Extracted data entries
──────────────────────────────
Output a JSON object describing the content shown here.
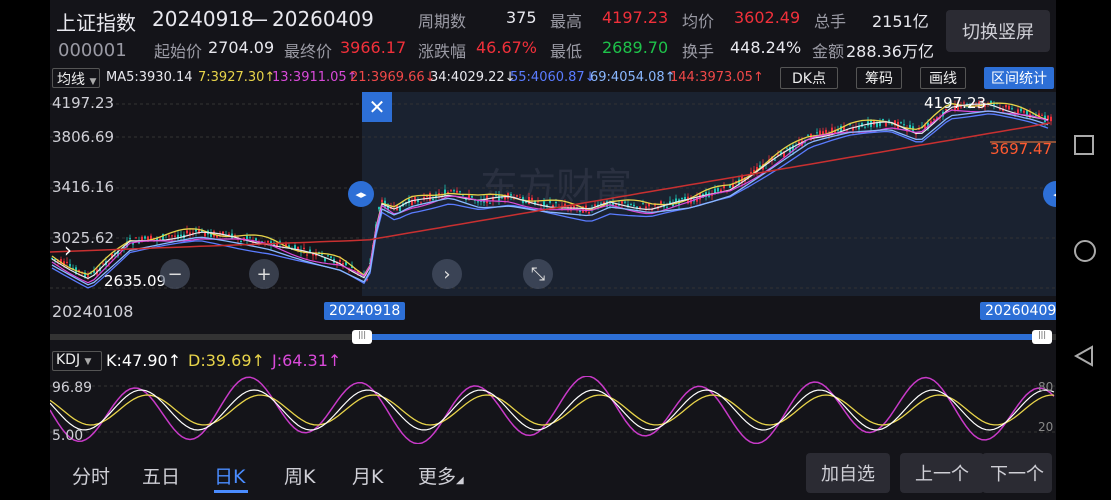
{
  "header": {
    "index_name": "上证指数",
    "range_start": "20240918",
    "range_dash": "—",
    "range_end": "20260409",
    "code": "000001",
    "stats": {
      "periods_label": "周期数",
      "periods_value": "375",
      "high_label": "最高",
      "high_value": "4197.23",
      "avg_label": "均价",
      "avg_value": "3602.49",
      "volume_label": "总手",
      "volume_value": "2151亿",
      "start_label": "起始价",
      "start_value": "2704.09",
      "end_label": "最终价",
      "end_value": "3966.17",
      "change_label": "涨跌幅",
      "change_value": "46.67%",
      "low_label": "最低",
      "low_value": "2689.70",
      "turnover_label": "换手",
      "turnover_value": "448.24%",
      "amount_label": "金额",
      "amount_value": "288.36万亿"
    },
    "switch_button": "切换竖屏"
  },
  "ma_bar": {
    "selector": "均线",
    "items": [
      {
        "text": "MA5:3930.14",
        "color": "#e8e8ee"
      },
      {
        "text": "7:3927.30↑",
        "color": "#e8d44a"
      },
      {
        "text": "13:3911.05↑",
        "color": "#d94ad9"
      },
      {
        "text": "21:3969.66↓",
        "color": "#f04848"
      },
      {
        "text": "34:4029.22↓",
        "color": "#e8e8ee"
      },
      {
        "text": "55:4060.87↓",
        "color": "#5a7cff"
      },
      {
        "text": "69:4054.08↑",
        "color": "#8ab8ff"
      },
      {
        "text": "144:3973.05↑",
        "color": "#f04848"
      }
    ],
    "dk_button": "DK点",
    "chips_button": "筹码",
    "draw_button": "画线",
    "interval_button": "区间统计"
  },
  "chart": {
    "y_labels": [
      "4197.23",
      "3806.69",
      "3416.16",
      "3025.62",
      "2635.09"
    ],
    "max_label": "4197.23",
    "right_label": "3697.47",
    "start_date": "20240108",
    "range_start": "20240918",
    "range_end": "20260409",
    "watermark": "东方财富"
  },
  "kdj": {
    "selector": "KDJ",
    "k": "K:47.90↑",
    "d": "D:39.69↑",
    "j": "J:64.31↑",
    "y_top": "96.89",
    "y_bottom": "5.00",
    "right_top": "80",
    "right_bottom": "20"
  },
  "tabs": [
    "分时",
    "五日",
    "日K",
    "周K",
    "月K",
    "更多"
  ],
  "active_tab": "日K",
  "buttons": {
    "add_watch": "加自选",
    "prev": "上一个",
    "next": "下一个"
  }
}
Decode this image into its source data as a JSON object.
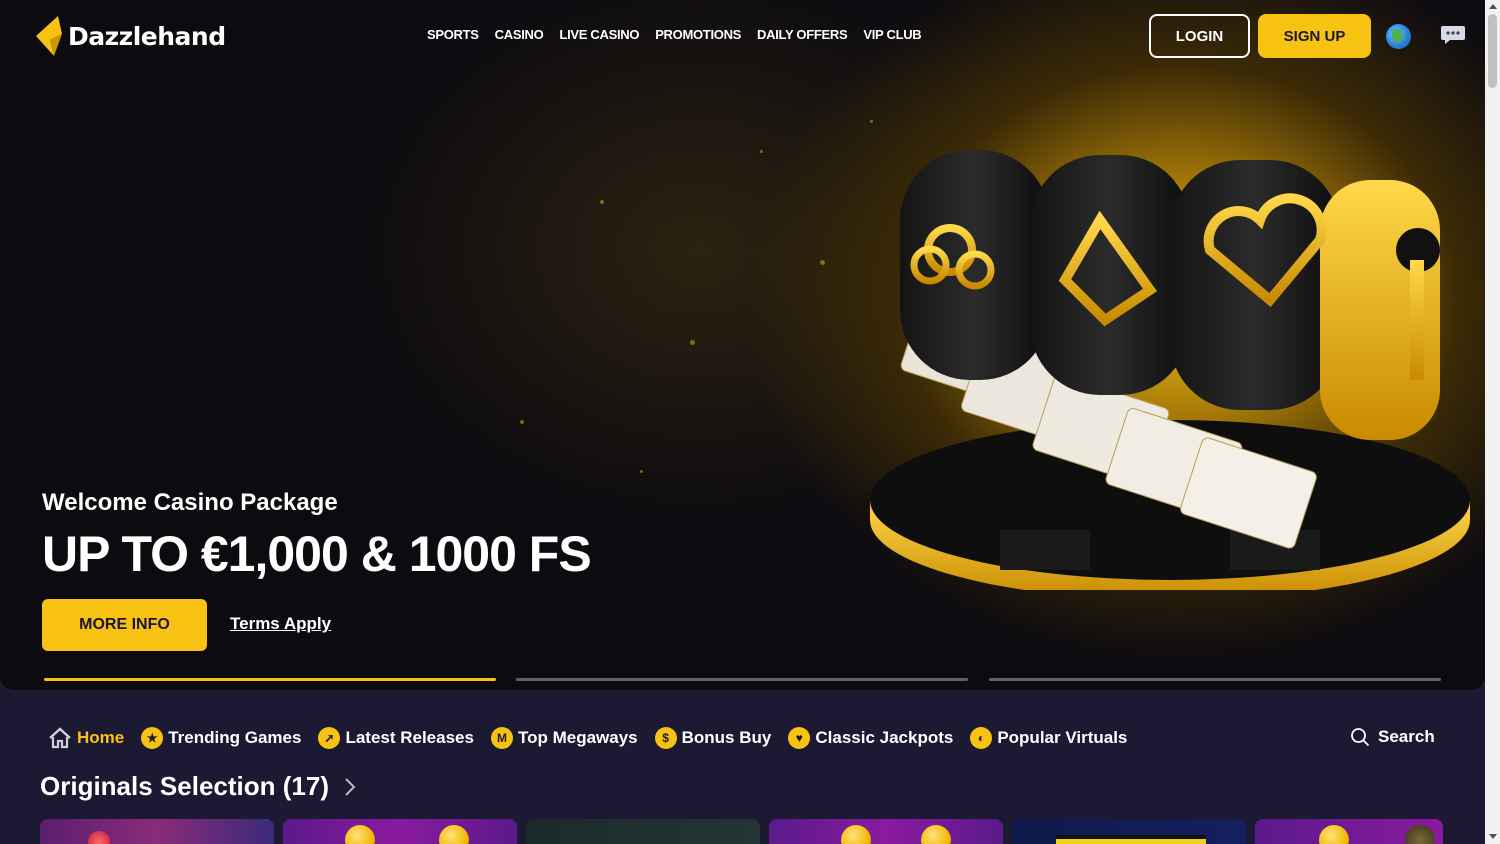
{
  "brand": {
    "name": "Dazzlehand",
    "accent": "#f7c211",
    "background": "#1c1933"
  },
  "nav": {
    "items": [
      {
        "label": "SPORTS"
      },
      {
        "label": "CASINO"
      },
      {
        "label": "LIVE CASINO"
      },
      {
        "label": "PROMOTIONS"
      },
      {
        "label": "DAILY OFFERS"
      },
      {
        "label": "VIP CLUB"
      }
    ],
    "login_label": "LOGIN",
    "signup_label": "SIGN UP",
    "language_icon": "globe-icon",
    "chat_icon": "chat-icon"
  },
  "hero": {
    "subtitle": "Welcome Casino Package",
    "title": "UP TO €1,000 & 1000 FS",
    "cta_label": "MORE INFO",
    "terms_label": "Terms Apply",
    "slides": [
      {
        "progress": 1.0
      },
      {
        "progress": 0.0
      },
      {
        "progress": 0.0
      }
    ]
  },
  "categories": {
    "items": [
      {
        "label": "Home",
        "icon": "home-icon",
        "active": true
      },
      {
        "label": "Trending Games",
        "icon": "star-icon",
        "active": false
      },
      {
        "label": "Latest Releases",
        "icon": "rocket-icon",
        "active": false
      },
      {
        "label": "Top Megaways",
        "icon": "megaways-icon",
        "active": false
      },
      {
        "label": "Bonus Buy",
        "icon": "bonus-buy-icon",
        "active": false
      },
      {
        "label": "Classic Jackpots",
        "icon": "jackpot-icon",
        "active": false
      },
      {
        "label": "Popular Virtuals",
        "icon": "virtuals-icon",
        "active": false
      }
    ],
    "search_label": "Search"
  },
  "section": {
    "title": "Originals Selection (17)"
  }
}
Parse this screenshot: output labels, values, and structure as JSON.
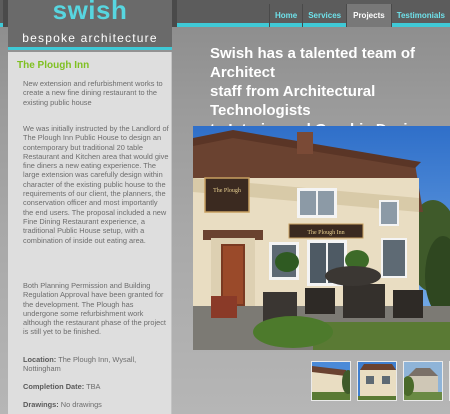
{
  "logo": {
    "word": "swish",
    "tagline": "bespoke architecture"
  },
  "nav": [
    "Home",
    "Services",
    "Projects",
    "Testimonials"
  ],
  "nav_active": "Projects",
  "hero": "Swish has a talented team of Architect\nstaff from Architectural Technologists\nto Interior and Graphic Designers",
  "project": {
    "title": "The Plough Inn",
    "intro": "New extension and refurbishment works to create a new fine dining restaurant to the existing public house",
    "para1": "We was initially instructed by the Landlord of The Plough Inn Public House to design an contemporary but traditional 20 table Restaurant and Kitchen area that would give fine diners a new eating experience. The large extension was carefully design within character of the existing public house to the requirements of our client, the planners, the conservation officer and most importantly the end users. The proposal included a new Fine Dining Restaurant experience, a traditional Public House setup, with a combination of inside out eating area.",
    "para2": "Both Planning Permission and Building Regulation Approval have been granted for the development. The Plough has undergone some refurbishment work although the restaurant phase of the project is still yet to be finished.",
    "location_label": "Location:",
    "location_value": "The Plough Inn, Wysall, Nottingham",
    "completion_label": "Completion Date:",
    "completion_value": "TBA",
    "drawings_label": "Drawings:",
    "drawings_value": "No drawings"
  },
  "photo": {
    "sign_text": "The Plough",
    "sign_text_2": "The Plough Inn"
  },
  "thumbnails_count": 3,
  "colors": {
    "accent": "#3fc9d6",
    "title_green": "#7fc021",
    "panel": "#dedede",
    "topbar": "#5c5c5c"
  }
}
──────────────────────────────
Written instruction — Go through the records above, find every line with the word "existing", and list those lines.

Correct response —
    "intro": "New extension and refurbishment works to create a new fine dining restaurant to the existing public house",
    "para1": "We was initially instructed by the Landlord of The Plough Inn Public House to design an contemporary but traditional 20 table Restaurant and Kitchen area that would give fine diners a new eating experience. The large extension was carefully design within character of the existing public house to the requirements of our client, the planners, the conservation officer and most importantly the end users. The proposal included a new Fine Dining Restaurant experience, a traditional Public House setup, with a combination of inside out eating area.",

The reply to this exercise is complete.